(Lines of data)
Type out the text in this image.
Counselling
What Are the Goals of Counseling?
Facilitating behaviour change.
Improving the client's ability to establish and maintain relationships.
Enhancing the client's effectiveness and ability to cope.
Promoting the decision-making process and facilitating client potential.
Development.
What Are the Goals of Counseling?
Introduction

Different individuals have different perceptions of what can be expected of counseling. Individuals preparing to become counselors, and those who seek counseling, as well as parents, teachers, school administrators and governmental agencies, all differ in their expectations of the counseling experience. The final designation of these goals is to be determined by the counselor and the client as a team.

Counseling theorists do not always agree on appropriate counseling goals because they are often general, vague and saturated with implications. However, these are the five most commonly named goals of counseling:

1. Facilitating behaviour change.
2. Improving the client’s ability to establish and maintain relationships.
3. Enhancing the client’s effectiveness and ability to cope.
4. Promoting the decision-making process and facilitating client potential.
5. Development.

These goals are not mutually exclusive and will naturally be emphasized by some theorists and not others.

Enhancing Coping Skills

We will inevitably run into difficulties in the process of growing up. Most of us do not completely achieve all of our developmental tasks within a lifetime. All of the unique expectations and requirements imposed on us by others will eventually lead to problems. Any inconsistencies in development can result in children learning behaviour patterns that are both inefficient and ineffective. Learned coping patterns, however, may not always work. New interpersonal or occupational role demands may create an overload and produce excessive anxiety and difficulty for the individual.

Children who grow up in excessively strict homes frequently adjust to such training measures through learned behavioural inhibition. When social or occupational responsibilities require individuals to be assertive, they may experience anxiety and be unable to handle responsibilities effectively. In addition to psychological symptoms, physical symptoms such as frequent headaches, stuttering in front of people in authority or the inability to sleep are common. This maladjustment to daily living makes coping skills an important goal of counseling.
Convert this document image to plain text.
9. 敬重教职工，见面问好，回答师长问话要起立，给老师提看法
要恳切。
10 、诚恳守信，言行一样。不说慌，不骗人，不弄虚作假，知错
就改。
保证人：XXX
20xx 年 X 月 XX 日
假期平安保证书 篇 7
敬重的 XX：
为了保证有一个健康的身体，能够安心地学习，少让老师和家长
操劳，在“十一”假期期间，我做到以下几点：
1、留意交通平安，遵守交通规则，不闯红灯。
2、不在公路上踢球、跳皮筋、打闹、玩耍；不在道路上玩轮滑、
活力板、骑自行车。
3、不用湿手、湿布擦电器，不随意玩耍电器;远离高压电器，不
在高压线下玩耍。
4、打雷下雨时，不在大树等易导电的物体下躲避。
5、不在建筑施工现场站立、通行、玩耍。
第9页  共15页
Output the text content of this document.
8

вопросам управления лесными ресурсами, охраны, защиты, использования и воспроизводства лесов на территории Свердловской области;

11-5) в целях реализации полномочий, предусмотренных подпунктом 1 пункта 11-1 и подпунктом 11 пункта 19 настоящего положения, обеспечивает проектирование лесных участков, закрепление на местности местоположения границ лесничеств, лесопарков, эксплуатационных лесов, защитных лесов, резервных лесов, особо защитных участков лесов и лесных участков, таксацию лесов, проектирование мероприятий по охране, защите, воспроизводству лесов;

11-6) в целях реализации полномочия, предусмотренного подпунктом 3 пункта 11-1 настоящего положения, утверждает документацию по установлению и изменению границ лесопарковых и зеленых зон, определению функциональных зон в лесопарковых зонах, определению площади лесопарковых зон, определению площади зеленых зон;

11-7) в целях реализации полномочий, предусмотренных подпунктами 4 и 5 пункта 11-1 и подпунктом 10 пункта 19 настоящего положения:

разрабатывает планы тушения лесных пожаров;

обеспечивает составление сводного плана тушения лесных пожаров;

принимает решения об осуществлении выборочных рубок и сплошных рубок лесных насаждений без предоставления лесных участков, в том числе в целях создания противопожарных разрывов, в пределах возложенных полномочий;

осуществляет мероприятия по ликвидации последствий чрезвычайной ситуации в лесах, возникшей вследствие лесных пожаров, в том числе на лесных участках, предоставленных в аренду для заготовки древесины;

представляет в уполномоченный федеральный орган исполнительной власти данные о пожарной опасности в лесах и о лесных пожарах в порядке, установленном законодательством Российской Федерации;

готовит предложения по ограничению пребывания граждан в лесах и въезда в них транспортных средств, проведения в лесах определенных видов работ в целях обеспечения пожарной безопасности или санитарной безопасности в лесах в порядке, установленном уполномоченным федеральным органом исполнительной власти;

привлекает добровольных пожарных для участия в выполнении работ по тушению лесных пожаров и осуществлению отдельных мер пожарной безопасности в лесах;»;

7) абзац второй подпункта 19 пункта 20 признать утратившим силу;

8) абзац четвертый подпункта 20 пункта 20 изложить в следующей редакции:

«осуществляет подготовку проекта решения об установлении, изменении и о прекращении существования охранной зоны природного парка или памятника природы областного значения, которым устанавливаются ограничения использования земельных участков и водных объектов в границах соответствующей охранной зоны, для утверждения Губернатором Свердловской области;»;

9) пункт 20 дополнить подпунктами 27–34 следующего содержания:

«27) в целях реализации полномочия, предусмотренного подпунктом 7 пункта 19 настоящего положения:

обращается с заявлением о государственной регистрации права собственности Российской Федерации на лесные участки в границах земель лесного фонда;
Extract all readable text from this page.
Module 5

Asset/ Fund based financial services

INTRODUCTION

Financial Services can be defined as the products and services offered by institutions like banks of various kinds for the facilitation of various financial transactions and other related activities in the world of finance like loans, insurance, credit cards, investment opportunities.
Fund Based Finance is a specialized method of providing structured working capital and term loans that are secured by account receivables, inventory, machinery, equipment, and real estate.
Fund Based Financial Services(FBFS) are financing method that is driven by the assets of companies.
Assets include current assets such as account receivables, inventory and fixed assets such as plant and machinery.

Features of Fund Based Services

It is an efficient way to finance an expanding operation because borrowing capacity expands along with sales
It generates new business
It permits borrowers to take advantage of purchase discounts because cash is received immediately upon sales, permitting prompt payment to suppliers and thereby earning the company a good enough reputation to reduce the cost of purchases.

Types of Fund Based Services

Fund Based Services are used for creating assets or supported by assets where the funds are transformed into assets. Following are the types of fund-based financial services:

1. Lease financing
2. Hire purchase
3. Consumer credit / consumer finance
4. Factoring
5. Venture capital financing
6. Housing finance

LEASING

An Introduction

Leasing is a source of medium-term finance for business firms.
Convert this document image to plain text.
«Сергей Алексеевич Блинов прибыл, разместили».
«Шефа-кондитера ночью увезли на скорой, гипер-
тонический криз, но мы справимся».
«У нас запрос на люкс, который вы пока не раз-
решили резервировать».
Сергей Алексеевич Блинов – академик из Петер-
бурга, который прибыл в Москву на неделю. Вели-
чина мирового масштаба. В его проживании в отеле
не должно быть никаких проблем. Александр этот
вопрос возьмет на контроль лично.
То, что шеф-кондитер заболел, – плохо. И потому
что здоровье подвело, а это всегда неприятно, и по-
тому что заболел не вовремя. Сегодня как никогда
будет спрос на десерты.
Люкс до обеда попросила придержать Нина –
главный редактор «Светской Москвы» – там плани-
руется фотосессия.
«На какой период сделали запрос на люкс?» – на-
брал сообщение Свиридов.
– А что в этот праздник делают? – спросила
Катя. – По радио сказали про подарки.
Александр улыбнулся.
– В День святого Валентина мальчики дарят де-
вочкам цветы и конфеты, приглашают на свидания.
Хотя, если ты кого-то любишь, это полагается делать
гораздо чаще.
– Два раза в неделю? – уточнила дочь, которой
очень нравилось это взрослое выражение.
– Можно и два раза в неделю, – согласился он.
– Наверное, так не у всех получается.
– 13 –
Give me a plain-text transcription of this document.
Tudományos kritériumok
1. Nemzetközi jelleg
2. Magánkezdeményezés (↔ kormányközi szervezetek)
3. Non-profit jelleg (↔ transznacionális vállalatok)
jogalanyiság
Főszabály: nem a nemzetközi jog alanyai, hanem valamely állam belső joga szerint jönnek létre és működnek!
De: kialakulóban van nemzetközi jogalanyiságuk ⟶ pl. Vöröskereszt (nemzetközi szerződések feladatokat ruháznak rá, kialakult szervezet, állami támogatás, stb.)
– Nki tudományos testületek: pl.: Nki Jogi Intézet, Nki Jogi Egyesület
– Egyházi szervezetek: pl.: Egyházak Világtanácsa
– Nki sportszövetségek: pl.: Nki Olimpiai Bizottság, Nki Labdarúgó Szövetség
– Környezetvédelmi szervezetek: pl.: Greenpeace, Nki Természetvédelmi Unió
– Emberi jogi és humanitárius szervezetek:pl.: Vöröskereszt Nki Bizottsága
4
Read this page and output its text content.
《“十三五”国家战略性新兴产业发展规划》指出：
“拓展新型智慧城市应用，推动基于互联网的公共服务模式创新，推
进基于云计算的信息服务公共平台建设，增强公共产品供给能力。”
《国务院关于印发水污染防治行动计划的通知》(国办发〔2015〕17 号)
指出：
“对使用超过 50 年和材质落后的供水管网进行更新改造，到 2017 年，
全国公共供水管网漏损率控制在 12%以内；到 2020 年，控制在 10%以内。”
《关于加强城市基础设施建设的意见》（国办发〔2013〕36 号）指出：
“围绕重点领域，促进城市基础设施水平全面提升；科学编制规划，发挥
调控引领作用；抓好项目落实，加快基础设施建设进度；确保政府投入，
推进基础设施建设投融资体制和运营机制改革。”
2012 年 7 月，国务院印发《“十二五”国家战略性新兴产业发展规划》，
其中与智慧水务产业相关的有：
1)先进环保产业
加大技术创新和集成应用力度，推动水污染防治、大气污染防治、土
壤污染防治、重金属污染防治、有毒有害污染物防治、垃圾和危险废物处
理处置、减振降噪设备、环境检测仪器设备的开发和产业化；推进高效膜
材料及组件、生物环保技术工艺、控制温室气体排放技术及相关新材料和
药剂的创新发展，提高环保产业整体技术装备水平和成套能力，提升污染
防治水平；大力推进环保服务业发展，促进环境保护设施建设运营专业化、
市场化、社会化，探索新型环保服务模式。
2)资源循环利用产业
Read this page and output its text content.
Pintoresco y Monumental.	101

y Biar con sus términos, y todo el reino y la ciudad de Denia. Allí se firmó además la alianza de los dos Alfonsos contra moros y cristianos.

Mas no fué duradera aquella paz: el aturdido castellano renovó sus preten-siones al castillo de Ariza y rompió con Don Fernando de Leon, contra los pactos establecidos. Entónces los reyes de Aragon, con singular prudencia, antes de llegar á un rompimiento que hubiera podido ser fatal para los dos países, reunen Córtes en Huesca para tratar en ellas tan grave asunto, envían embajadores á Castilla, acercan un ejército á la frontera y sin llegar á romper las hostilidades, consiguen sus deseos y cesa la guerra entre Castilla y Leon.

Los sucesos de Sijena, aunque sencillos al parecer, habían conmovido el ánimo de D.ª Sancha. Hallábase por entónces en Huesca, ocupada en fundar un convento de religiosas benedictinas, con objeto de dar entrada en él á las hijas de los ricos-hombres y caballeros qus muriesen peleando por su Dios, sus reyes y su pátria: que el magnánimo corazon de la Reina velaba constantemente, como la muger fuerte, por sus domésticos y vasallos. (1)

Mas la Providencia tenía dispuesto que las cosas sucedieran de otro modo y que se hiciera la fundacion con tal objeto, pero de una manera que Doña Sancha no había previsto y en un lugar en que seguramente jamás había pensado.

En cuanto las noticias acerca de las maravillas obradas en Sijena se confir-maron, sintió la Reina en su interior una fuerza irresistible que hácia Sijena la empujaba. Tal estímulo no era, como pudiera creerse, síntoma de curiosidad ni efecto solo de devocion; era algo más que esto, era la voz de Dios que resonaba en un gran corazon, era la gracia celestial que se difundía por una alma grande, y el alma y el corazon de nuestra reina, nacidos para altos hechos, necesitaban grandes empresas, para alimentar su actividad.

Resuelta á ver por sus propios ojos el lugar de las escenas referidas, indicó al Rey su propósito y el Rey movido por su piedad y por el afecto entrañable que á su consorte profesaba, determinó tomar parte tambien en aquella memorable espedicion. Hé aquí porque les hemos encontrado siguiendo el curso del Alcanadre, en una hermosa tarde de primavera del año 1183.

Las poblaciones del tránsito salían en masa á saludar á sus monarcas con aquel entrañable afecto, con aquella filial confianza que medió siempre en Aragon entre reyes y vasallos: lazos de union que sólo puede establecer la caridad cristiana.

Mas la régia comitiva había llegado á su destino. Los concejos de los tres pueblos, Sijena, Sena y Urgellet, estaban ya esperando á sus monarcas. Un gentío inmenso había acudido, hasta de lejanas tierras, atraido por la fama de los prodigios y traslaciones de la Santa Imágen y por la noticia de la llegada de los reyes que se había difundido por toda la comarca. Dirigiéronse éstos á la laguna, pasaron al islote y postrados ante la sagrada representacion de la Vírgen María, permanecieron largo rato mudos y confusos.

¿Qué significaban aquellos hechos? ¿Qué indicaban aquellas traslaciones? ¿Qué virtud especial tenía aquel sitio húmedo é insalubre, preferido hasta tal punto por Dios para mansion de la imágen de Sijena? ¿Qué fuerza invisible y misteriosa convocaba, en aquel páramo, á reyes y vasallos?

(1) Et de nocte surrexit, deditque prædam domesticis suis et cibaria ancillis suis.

▶ [Exercise aim] Using the records above, copy each line that contains "области".

▶ [Answer to this problem]
вопросам управления лесными ресурсами, охраны, защиты, использования и воспроизводства лесов на территории Свердловской области;
«осуществляет подготовку проекта решения об установлении, изменении и о прекращении существования охранной зоны природного парка или памятника природы областного значения, которым устанавливаются ограничения использования земельных участков и водных объектов в границах соответствующей охранной зоны, для утверждения Губернатором Свердловской области;»;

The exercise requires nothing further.